**DATA FOR PROCESSING**
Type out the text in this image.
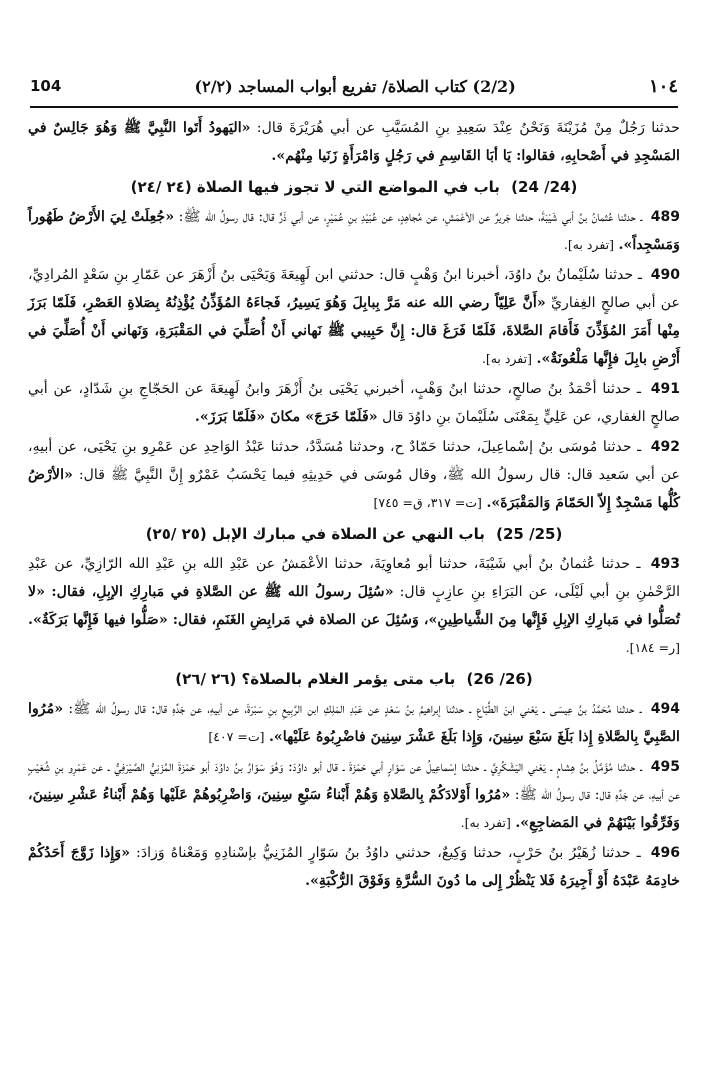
104	(2/2) كتاب الصلاة/ تفريع أبواب المساجد (٢/٢)	١٠٤

حدثنا رَجُلٌ مِنْ مُزَيْنَةَ وَنَحْنُ عِنْدَ سَعِيدِ بنِ المُسَيَّبِ عن أبي هُرَيْرَةَ قال: «اليَهودُ أَتَوا النَّبِيَّ ﷺ وَهُوَ جَالِسٌ في المَسْجِدِ في أَصْحابِهِ، فقالوا: يَا أبَا القَاسِمِ في رَجُلٍ وَامْرَأَةٍ زَنَيا مِنْهُم».

(24 /24) باب في المواضع التي لا تجوز فيها الصلاة (٢٤ /٢٤)

489 ـ حدثنا عُثمانُ بنُ أبي شَيْبَةَ، حدثنا جَريرٌ عن الأعْمَشِ، عن مُجاهِدٍ، عن عُبَيْدِ بنِ عُمَيْرٍ، عن أبي ذَرٍّ قال: قال رسولُ الله ﷺ: «جُعِلَتْ لِيَ الأَرْضُ طَهُوراً وَمَسْجِداً». [تفرد به].

490 ـ حدثنا سُلَيْمانُ بنُ داوُدَ، أخبرنا ابنُ وَهْبٍ قال: حدثني ابن لَهِيعَةَ وَيَحْيَى بنُ أَزْهَرَ عن عَمّارِ بنِ سَعْدٍ المُرادِيِّ، عن أبي صالحٍ الغِفاريِّ «أَنَّ عَلِيّاً رضي الله عنه مَرَّ بِبابِلَ وَهُوَ يَسِيرُ، فَجاءَهُ المُؤَذِّنُ يُؤْذِنُهُ بِصَلاةِ العَصْرِ، فَلَمّا بَرَزَ مِنْها أَمَرَ المُؤَذِّنَ فَأَقامَ الصَّلاةَ، فَلَمّا فَرَغَ قال: إِنَّ حَبِيبي ﷺ نَهاني أَنْ أُصَلِّيَ في المَقْبَرَةِ، وَنَهاني أَنْ أُصَلِّيَ في أَرْضِ بابِلَ فإِنَّها مَلْعُونَةٌ». [تفرد به].

491 ـ حدثنا أحْمَدُ بنُ صالحٍ، حدثنا ابنُ وَهْبٍ، أخبرني يَحْيَى بنُ أَزْهَرَ وابنُ لَهِيعَةَ عن الحَجّاجِ بنِ شَدّادٍ، عن أبي صالحٍ الغفاري، عن عَلِيٍّ بِمَعْنَى سُلَيْمانَ بنِ داوُدَ قال «فَلَمّا خَرَجَ» مكانَ «فَلَمّا بَرَزَ».

492 ـ حدثنا مُوسَى بنُ إسْماعِيلَ، حدثنا حَمّادٌ ح، وحدثنا مُسَدَّدٌ، حدثنا عَبْدُ الوَاحِدِ عن عَمْرِو بنِ يَحْيَى، عن أبيهِ، عن أبي سَعيد قال: قال رسولُ الله ﷺ، وقال مُوسَى في حَدِيثِهِ فيما يَحْسَبُ عَمْرٌو إِنَّ النَّبِيَّ ﷺ قال: «الأرْضُ كُلُّها مَسْجِدٌ إِلاّ الحَمّامَ وَالمَقْبَرَةَ». [ت= ٣١٧، ق= ٧٤٥]

(25 /25) باب النهي عن الصلاة في مبارك الإبل (٢٥ /٢٥)

493 ـ حدثنا عُثمانُ بنُ أبي شَيْبَةَ، حدثنا أبو مُعاوِيَةَ، حدثنا الأعْمَشُ عن عَبْدِ الله بنِ عَبْدِ الله الرّازِيِّ، عن عَبْدِ الرَّحْمٰنِ بنِ أبي لَيْلَى، عن البَرَاءِ بنِ عازِبٍ قال: «سُئِلَ رسولُ الله ﷺ عن الصَّلاةِ في مَبارِكِ الإبِلِ، فقال: «لا تُصَلُّوا في مَبارِكِ الإبِلِ فَإِنَّها مِنَ الشَّياطِينِ»، وَسُئِلَ عن الصلاة في مَرابِضِ الغَنَمِ، فقال: «صَلُّوا فيها فَإِنَّها بَرَكَةٌ». [ر= ١٨٤].

(26 /26) باب متى يؤمر الغلام بالصلاة؟ (٢٦ /٢٦)

494 ـ حدثنا مُحَمَّدُ بنُ عِيسَى ـ يَعْني ابنَ الطَّبّاعِ ـ حدثنا إبراهيمُ بنُ سَعْدٍ عن عَبْدِ المَلِكِ ابن الرَّبِيعِ بنِ سَبْرَةَ، عن أبيهِ، عن جَدِّهِ قال: قال رسولُ الله ﷺ: «مُرُوا الصَّبِيَّ بِالصَّلاةِ إِذا بَلَغَ سَبْعَ سِنِينَ، وَإِذا بَلَغَ عَشْرَ سِنِينَ فاضْرِبُوهُ عَلَيْها». [ت= ٤٠٧]

495 ـ حدثنا مُؤَمَّلُ بنُ هِشامٍ ـ يَعْني اليَشْكُرِيَّ ـ حدثنا إسْماعِيلُ عن سَوّارٍ أبي حَمْزَةَ ـ قال أبو داوُدَ: وَهُوَ سَوّارُ بنُ داوُدَ أبو حَمْزَةَ المُزَنِيُّ الصَّيْرَفِيُّ ـ عن عَمْرِو بنِ شُعَيْبٍ عن أبيهِ، عن جَدِّهِ قال: قال رسولُ الله ﷺ: «مُرُوا أَوْلادَكُمْ بِالصَّلاةِ وَهُمْ أَبْناءُ سَبْعِ سِنِينَ، وَاضْرِبُوهُمْ عَلَيْها وَهُمْ أَبْناءُ عَشْرِ سِنِينَ، وَفَرِّقُوا بَيْنَهُمْ في المَضاجِعِ». [تفرد به].

496 ـ حدثنا زُهَيْرُ بنُ حَرْبٍ، حدثنا وَكِيعٌ، حدثني داوُدُ بنُ سَوّارٍ المُزَنِيُّ بإسْنادِهِ وَمَعْناهُ وَزادَ: «وَإِذا زَوَّجَ أَحَدُكُمْ خادِمَهُ عَبْدَهُ أَوْ أَجِيرَهُ فَلا يَنْظُرْ إِلى ما دُونَ السُّرَّةِ وَفَوْقَ الرُّكْبَةِ».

**GIVEN EXERCISE**
Write out the records above exactly as they stand, leaving out every picture.

**TASK RESULT**
Type out the text in this image.
104	(2/2) كتاب الصلاة/ تفريع أبواب المساجد (٢/٢)	١٠٤

حدثنا رَجُلٌ مِنْ مُزَيْنَةَ وَنَحْنُ عِنْدَ سَعِيدِ بنِ المُسَيَّبِ عن أبي هُرَيْرَةَ قال: «اليَهودُ أَتَوا النَّبِيَّ ﷺ وَهُوَ جَالِسٌ في المَسْجِدِ في أَصْحابِهِ، فقالوا: يَا أبَا القَاسِمِ في رَجُلٍ وَامْرَأَةٍ زَنَيا مِنْهُم».

(24 /24) باب في المواضع التي لا تجوز فيها الصلاة (٢٤ /٢٤)

489 ـ حدثنا عُثمانُ بنُ أبي شَيْبَةَ، حدثنا جَريرٌ عن الأعْمَشِ، عن مُجاهِدٍ، عن عُبَيْدِ بنِ عُمَيْرٍ، عن أبي ذَرٍّ قال: قال رسولُ الله ﷺ: «جُعِلَتْ لِيَ الأَرْضُ طَهُوراً وَمَسْجِداً». [تفرد به].

490 ـ حدثنا سُلَيْمانُ بنُ داوُدَ، أخبرنا ابنُ وَهْبٍ قال: حدثني ابن لَهِيعَةَ وَيَحْيَى بنُ أَزْهَرَ عن عَمّارِ بنِ سَعْدٍ المُرادِيِّ، عن أبي صالحٍ الغِفاريِّ «أَنَّ عَلِيّاً رضي الله عنه مَرَّ بِبابِلَ وَهُوَ يَسِيرُ، فَجاءَهُ المُؤَذِّنُ يُؤْذِنُهُ بِصَلاةِ العَصْرِ، فَلَمّا بَرَزَ مِنْها أَمَرَ المُؤَذِّنَ فَأَقامَ الصَّلاةَ، فَلَمّا فَرَغَ قال: إِنَّ حَبِيبي ﷺ نَهاني أَنْ أُصَلِّيَ في المَقْبَرَةِ، وَنَهاني أَنْ أُصَلِّيَ في أَرْضِ بابِلَ فإِنَّها مَلْعُونَةٌ». [تفرد به].

491 ـ حدثنا أحْمَدُ بنُ صالحٍ، حدثنا ابنُ وَهْبٍ، أخبرني يَحْيَى بنُ أَزْهَرَ وابنُ لَهِيعَةَ عن الحَجّاجِ بنِ شَدّادٍ، عن أبي صالحٍ الغفاري، عن عَلِيٍّ بِمَعْنَى سُلَيْمانَ بنِ داوُدَ قال «فَلَمّا خَرَجَ» مكانَ «فَلَمّا بَرَزَ».

492 ـ حدثنا مُوسَى بنُ إسْماعِيلَ، حدثنا حَمّادٌ ح، وحدثنا مُسَدَّدٌ، حدثنا عَبْدُ الوَاحِدِ عن عَمْرِو بنِ يَحْيَى، عن أبيهِ، عن أبي سَعيد قال: قال رسولُ الله ﷺ، وقال مُوسَى في حَدِيثِهِ فيما يَحْسَبُ عَمْرٌو إِنَّ النَّبِيَّ ﷺ قال: «الأرْضُ كُلُّها مَسْجِدٌ إِلاّ الحَمّامَ وَالمَقْبَرَةَ». [ت= ٣١٧، ق= ٧٤٥]

(25 /25) باب النهي عن الصلاة في مبارك الإبل (٢٥ /٢٥)

493 ـ حدثنا عُثمانُ بنُ أبي شَيْبَةَ، حدثنا أبو مُعاوِيَةَ، حدثنا الأعْمَشُ عن عَبْدِ الله بنِ عَبْدِ الله الرّازِيِّ، عن عَبْدِ الرَّحْمٰنِ بنِ أبي لَيْلَى، عن البَرَاءِ بنِ عازِبٍ قال: «سُئِلَ رسولُ الله ﷺ عن الصَّلاةِ في مَبارِكِ الإبِلِ، فقال: «لا تُصَلُّوا في مَبارِكِ الإبِلِ فَإِنَّها مِنَ الشَّياطِينِ»، وَسُئِلَ عن الصلاة في مَرابِضِ الغَنَمِ، فقال: «صَلُّوا فيها فَإِنَّها بَرَكَةٌ». [ر= ١٨٤].

(26 /26) باب متى يؤمر الغلام بالصلاة؟ (٢٦ /٢٦)

494 ـ حدثنا مُحَمَّدُ بنُ عِيسَى ـ يَعْني ابنَ الطَّبّاعِ ـ حدثنا إبراهيمُ بنُ سَعْدٍ عن عَبْدِ المَلِكِ ابن الرَّبِيعِ بنِ سَبْرَةَ، عن أبيهِ، عن جَدِّهِ قال: قال رسولُ الله ﷺ: «مُرُوا الصَّبِيَّ بِالصَّلاةِ إِذا بَلَغَ سَبْعَ سِنِينَ، وَإِذا بَلَغَ عَشْرَ سِنِينَ فاضْرِبُوهُ عَلَيْها». [ت= ٤٠٧]

495 ـ حدثنا مُؤَمَّلُ بنُ هِشامٍ ـ يَعْني اليَشْكُرِيَّ ـ حدثنا إسْماعِيلُ عن سَوّارٍ أبي حَمْزَةَ ـ قال أبو داوُدَ: وَهُوَ سَوّارُ بنُ داوُدَ أبو حَمْزَةَ المُزَنِيُّ الصَّيْرَفِيُّ ـ عن عَمْرِو بنِ شُعَيْبٍ عن أبيهِ، عن جَدِّهِ قال: قال رسولُ الله ﷺ: «مُرُوا أَوْلادَكُمْ بِالصَّلاةِ وَهُمْ أَبْناءُ سَبْعِ سِنِينَ، وَاضْرِبُوهُمْ عَلَيْها وَهُمْ أَبْناءُ عَشْرِ سِنِينَ، وَفَرِّقُوا بَيْنَهُمْ في المَضاجِعِ». [تفرد به].

496 ـ حدثنا زُهَيْرُ بنُ حَرْبٍ، حدثنا وَكِيعٌ، حدثني داوُدُ بنُ سَوّارٍ المُزَنِيُّ بإسْنادِهِ وَمَعْناهُ وَزادَ: «وَإِذا زَوَّجَ أَحَدُكُمْ خادِمَهُ عَبْدَهُ أَوْ أَجِيرَهُ فَلا يَنْظُرْ إِلى ما دُونَ السُّرَّةِ وَفَوْقَ الرُّكْبَةِ».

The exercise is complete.